TO DO: Your job is to restate each entry word for word.

[Entries from a dataset]
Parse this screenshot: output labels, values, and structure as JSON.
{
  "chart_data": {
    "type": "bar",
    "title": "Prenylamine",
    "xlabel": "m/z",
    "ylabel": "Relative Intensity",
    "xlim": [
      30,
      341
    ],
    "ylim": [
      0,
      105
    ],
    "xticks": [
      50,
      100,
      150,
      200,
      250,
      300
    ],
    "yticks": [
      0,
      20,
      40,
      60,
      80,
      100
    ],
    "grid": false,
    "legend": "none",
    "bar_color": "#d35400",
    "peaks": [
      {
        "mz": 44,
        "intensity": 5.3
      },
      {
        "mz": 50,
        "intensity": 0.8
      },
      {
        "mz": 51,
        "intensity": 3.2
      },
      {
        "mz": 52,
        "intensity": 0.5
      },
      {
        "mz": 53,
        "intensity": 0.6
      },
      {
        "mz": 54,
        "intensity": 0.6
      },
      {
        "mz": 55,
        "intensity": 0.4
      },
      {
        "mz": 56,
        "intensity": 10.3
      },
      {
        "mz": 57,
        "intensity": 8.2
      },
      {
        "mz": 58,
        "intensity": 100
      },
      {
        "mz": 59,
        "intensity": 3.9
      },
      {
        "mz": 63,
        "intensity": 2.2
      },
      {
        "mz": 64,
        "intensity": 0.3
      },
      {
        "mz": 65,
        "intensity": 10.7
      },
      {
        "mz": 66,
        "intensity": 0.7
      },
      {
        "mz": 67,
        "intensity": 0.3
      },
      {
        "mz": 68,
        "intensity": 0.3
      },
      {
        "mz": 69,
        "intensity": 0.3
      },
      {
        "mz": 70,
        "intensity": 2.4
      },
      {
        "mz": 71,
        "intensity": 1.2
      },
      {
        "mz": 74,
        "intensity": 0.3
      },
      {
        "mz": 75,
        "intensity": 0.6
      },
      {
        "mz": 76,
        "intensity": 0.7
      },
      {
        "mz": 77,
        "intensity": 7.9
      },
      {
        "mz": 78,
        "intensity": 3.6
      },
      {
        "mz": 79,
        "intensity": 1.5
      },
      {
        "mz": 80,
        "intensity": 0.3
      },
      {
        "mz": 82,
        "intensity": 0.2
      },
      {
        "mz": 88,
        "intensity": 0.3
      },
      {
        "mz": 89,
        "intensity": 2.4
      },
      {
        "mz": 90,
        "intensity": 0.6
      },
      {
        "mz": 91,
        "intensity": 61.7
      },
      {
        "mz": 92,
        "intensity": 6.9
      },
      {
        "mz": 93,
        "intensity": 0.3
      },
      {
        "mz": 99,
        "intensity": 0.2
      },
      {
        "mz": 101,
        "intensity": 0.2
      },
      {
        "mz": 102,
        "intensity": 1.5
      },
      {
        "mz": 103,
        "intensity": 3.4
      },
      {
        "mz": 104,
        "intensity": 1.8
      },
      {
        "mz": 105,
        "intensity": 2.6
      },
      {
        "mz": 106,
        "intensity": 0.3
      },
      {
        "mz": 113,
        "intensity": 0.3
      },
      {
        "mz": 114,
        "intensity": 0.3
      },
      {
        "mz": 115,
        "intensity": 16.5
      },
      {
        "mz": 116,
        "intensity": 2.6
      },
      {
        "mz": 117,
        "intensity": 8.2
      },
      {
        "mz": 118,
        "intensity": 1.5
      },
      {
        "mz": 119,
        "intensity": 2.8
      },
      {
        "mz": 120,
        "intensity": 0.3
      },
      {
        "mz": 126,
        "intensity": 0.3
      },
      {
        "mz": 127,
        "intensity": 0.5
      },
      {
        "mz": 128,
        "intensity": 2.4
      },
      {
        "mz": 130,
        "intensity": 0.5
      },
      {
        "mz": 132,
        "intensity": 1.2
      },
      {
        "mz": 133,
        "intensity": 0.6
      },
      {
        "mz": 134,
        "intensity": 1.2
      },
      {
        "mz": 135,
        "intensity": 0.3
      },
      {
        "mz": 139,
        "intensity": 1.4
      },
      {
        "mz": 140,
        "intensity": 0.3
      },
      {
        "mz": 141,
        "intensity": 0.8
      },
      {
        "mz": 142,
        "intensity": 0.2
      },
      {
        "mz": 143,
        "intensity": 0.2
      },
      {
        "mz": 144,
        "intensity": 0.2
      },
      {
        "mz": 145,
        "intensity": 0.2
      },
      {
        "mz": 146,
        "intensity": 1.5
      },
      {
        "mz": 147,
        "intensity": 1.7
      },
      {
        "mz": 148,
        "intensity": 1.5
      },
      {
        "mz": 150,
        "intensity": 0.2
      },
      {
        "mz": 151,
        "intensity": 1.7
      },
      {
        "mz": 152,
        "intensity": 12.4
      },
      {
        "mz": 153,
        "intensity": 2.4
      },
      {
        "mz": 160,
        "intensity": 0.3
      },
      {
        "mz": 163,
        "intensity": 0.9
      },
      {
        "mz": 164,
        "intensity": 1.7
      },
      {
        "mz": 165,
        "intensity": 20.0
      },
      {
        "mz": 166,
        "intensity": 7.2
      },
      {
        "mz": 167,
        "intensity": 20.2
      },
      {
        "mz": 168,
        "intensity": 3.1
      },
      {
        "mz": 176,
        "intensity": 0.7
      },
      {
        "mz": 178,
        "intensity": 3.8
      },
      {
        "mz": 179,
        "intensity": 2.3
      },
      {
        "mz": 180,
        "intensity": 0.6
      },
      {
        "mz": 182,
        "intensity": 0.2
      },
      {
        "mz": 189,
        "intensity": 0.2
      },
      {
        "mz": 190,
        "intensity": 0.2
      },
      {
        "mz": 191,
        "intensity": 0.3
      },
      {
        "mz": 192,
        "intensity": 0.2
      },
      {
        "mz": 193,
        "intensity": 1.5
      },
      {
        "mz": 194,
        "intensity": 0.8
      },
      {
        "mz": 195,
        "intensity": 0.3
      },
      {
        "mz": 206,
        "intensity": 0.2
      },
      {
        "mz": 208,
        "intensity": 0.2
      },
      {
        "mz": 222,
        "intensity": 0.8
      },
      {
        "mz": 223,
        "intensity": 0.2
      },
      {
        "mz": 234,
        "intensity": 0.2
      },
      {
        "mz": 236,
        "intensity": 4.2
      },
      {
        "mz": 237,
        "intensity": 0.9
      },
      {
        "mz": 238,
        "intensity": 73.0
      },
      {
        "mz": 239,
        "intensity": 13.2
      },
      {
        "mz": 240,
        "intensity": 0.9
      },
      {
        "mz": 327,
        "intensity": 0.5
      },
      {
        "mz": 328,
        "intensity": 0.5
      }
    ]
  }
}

EXERCISE RESULT:
Parse this screenshot: output labels, values, and structure as JSON.
{
  "chart_data": {
    "type": "bar",
    "title": "Prenylamine",
    "xlabel": "m/z",
    "ylabel": "Relative Intensity",
    "xlim": [
      30,
      341
    ],
    "ylim": [
      0,
      105
    ],
    "xticks": [
      50,
      100,
      150,
      200,
      250,
      300
    ],
    "yticks": [
      0,
      20,
      40,
      60,
      80,
      100
    ],
    "grid": false,
    "legend": "none",
    "bar_color": "#d35400",
    "peaks": [
      {
        "mz": 44,
        "intensity": 5.3
      },
      {
        "mz": 50,
        "intensity": 0.8
      },
      {
        "mz": 51,
        "intensity": 3.2
      },
      {
        "mz": 52,
        "intensity": 0.5
      },
      {
        "mz": 53,
        "intensity": 0.6
      },
      {
        "mz": 54,
        "intensity": 0.6
      },
      {
        "mz": 55,
        "intensity": 0.4
      },
      {
        "mz": 56,
        "intensity": 10.3
      },
      {
        "mz": 57,
        "intensity": 8.2
      },
      {
        "mz": 58,
        "intensity": 100
      },
      {
        "mz": 59,
        "intensity": 3.9
      },
      {
        "mz": 63,
        "intensity": 2.2
      },
      {
        "mz": 64,
        "intensity": 0.3
      },
      {
        "mz": 65,
        "intensity": 10.7
      },
      {
        "mz": 66,
        "intensity": 0.7
      },
      {
        "mz": 67,
        "intensity": 0.3
      },
      {
        "mz": 68,
        "intensity": 0.3
      },
      {
        "mz": 69,
        "intensity": 0.3
      },
      {
        "mz": 70,
        "intensity": 2.4
      },
      {
        "mz": 71,
        "intensity": 1.2
      },
      {
        "mz": 74,
        "intensity": 0.3
      },
      {
        "mz": 75,
        "intensity": 0.6
      },
      {
        "mz": 76,
        "intensity": 0.7
      },
      {
        "mz": 77,
        "intensity": 7.9
      },
      {
        "mz": 78,
        "intensity": 3.6
      },
      {
        "mz": 79,
        "intensity": 1.5
      },
      {
        "mz": 80,
        "intensity": 0.3
      },
      {
        "mz": 82,
        "intensity": 0.2
      },
      {
        "mz": 88,
        "intensity": 0.3
      },
      {
        "mz": 89,
        "intensity": 2.4
      },
      {
        "mz": 90,
        "intensity": 0.6
      },
      {
        "mz": 91,
        "intensity": 61.7
      },
      {
        "mz": 92,
        "intensity": 6.9
      },
      {
        "mz": 93,
        "intensity": 0.3
      },
      {
        "mz": 99,
        "intensity": 0.2
      },
      {
        "mz": 101,
        "intensity": 0.2
      },
      {
        "mz": 102,
        "intensity": 1.5
      },
      {
        "mz": 103,
        "intensity": 3.4
      },
      {
        "mz": 104,
        "intensity": 1.8
      },
      {
        "mz": 105,
        "intensity": 2.6
      },
      {
        "mz": 106,
        "intensity": 0.3
      },
      {
        "mz": 113,
        "intensity": 0.3
      },
      {
        "mz": 114,
        "intensity": 0.3
      },
      {
        "mz": 115,
        "intensity": 16.5
      },
      {
        "mz": 116,
        "intensity": 2.6
      },
      {
        "mz": 117,
        "intensity": 8.2
      },
      {
        "mz": 118,
        "intensity": 1.5
      },
      {
        "mz": 119,
        "intensity": 2.8
      },
      {
        "mz": 120,
        "intensity": 0.3
      },
      {
        "mz": 126,
        "intensity": 0.3
      },
      {
        "mz": 127,
        "intensity": 0.5
      },
      {
        "mz": 128,
        "intensity": 2.4
      },
      {
        "mz": 130,
        "intensity": 0.5
      },
      {
        "mz": 132,
        "intensity": 1.2
      },
      {
        "mz": 133,
        "intensity": 0.6
      },
      {
        "mz": 134,
        "intensity": 1.2
      },
      {
        "mz": 135,
        "intensity": 0.3
      },
      {
        "mz": 139,
        "intensity": 1.4
      },
      {
        "mz": 140,
        "intensity": 0.3
      },
      {
        "mz": 141,
        "intensity": 0.8
      },
      {
        "mz": 142,
        "intensity": 0.2
      },
      {
        "mz": 143,
        "intensity": 0.2
      },
      {
        "mz": 144,
        "intensity": 0.2
      },
      {
        "mz": 145,
        "intensity": 0.2
      },
      {
        "mz": 146,
        "intensity": 1.5
      },
      {
        "mz": 147,
        "intensity": 1.7
      },
      {
        "mz": 148,
        "intensity": 1.5
      },
      {
        "mz": 150,
        "intensity": 0.2
      },
      {
        "mz": 151,
        "intensity": 1.7
      },
      {
        "mz": 152,
        "intensity": 12.4
      },
      {
        "mz": 153,
        "intensity": 2.4
      },
      {
        "mz": 160,
        "intensity": 0.3
      },
      {
        "mz": 163,
        "intensity": 0.9
      },
      {
        "mz": 164,
        "intensity": 1.7
      },
      {
        "mz": 165,
        "intensity": 20.0
      },
      {
        "mz": 166,
        "intensity": 7.2
      },
      {
        "mz": 167,
        "intensity": 20.2
      },
      {
        "mz": 168,
        "intensity": 3.1
      },
      {
        "mz": 176,
        "intensity": 0.7
      },
      {
        "mz": 178,
        "intensity": 3.8
      },
      {
        "mz": 179,
        "intensity": 2.3
      },
      {
        "mz": 180,
        "intensity": 0.6
      },
      {
        "mz": 182,
        "intensity": 0.2
      },
      {
        "mz": 189,
        "intensity": 0.2
      },
      {
        "mz": 190,
        "intensity": 0.2
      },
      {
        "mz": 191,
        "intensity": 0.3
      },
      {
        "mz": 192,
        "intensity": 0.2
      },
      {
        "mz": 193,
        "intensity": 1.5
      },
      {
        "mz": 194,
        "intensity": 0.8
      },
      {
        "mz": 195,
        "intensity": 0.3
      },
      {
        "mz": 206,
        "intensity": 0.2
      },
      {
        "mz": 208,
        "intensity": 0.2
      },
      {
        "mz": 222,
        "intensity": 0.8
      },
      {
        "mz": 223,
        "intensity": 0.2
      },
      {
        "mz": 234,
        "intensity": 0.2
      },
      {
        "mz": 236,
        "intensity": 4.2
      },
      {
        "mz": 237,
        "intensity": 0.9
      },
      {
        "mz": 238,
        "intensity": 73.0
      },
      {
        "mz": 239,
        "intensity": 13.2
      },
      {
        "mz": 240,
        "intensity": 0.9
      },
      {
        "mz": 327,
        "intensity": 0.5
      },
      {
        "mz": 328,
        "intensity": 0.5
      }
    ]
  }
}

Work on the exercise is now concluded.